Copy each line exactly.
::::::::::
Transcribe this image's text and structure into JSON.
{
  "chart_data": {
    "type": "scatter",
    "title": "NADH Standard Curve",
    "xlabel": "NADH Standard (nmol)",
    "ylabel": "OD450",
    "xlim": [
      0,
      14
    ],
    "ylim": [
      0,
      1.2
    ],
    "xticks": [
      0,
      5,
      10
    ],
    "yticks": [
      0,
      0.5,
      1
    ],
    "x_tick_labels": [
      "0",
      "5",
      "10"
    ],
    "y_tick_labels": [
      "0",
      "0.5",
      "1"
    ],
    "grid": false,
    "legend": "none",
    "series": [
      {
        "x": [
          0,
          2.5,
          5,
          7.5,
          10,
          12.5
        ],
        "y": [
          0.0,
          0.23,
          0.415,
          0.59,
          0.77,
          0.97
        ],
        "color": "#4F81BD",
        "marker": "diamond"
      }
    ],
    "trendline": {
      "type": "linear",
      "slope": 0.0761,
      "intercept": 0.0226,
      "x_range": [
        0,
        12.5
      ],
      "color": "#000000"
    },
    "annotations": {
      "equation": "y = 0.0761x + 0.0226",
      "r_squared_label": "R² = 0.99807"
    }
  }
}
::::::::::
RESPONSE TO THIS TASK
Transcribe this image's text and structure into JSON.
{
  "chart_data": {
    "type": "scatter",
    "title": "NADH Standard Curve",
    "xlabel": "NADH Standard (nmol)",
    "ylabel": "OD450",
    "xlim": [
      0,
      14
    ],
    "ylim": [
      0,
      1.2
    ],
    "xticks": [
      0,
      5,
      10
    ],
    "yticks": [
      0,
      0.5,
      1
    ],
    "x_tick_labels": [
      "0",
      "5",
      "10"
    ],
    "y_tick_labels": [
      "0",
      "0.5",
      "1"
    ],
    "grid": false,
    "legend": "none",
    "series": [
      {
        "x": [
          0,
          2.5,
          5,
          7.5,
          10,
          12.5
        ],
        "y": [
          0.0,
          0.23,
          0.415,
          0.59,
          0.77,
          0.97
        ],
        "color": "#4F81BD",
        "marker": "diamond"
      }
    ],
    "trendline": {
      "type": "linear",
      "slope": 0.0761,
      "intercept": 0.0226,
      "x_range": [
        0,
        12.5
      ],
      "color": "#000000"
    },
    "annotations": {
      "equation": "y = 0.0761x + 0.0226",
      "r_squared_label": "R² = 0.99807"
    }
  }
}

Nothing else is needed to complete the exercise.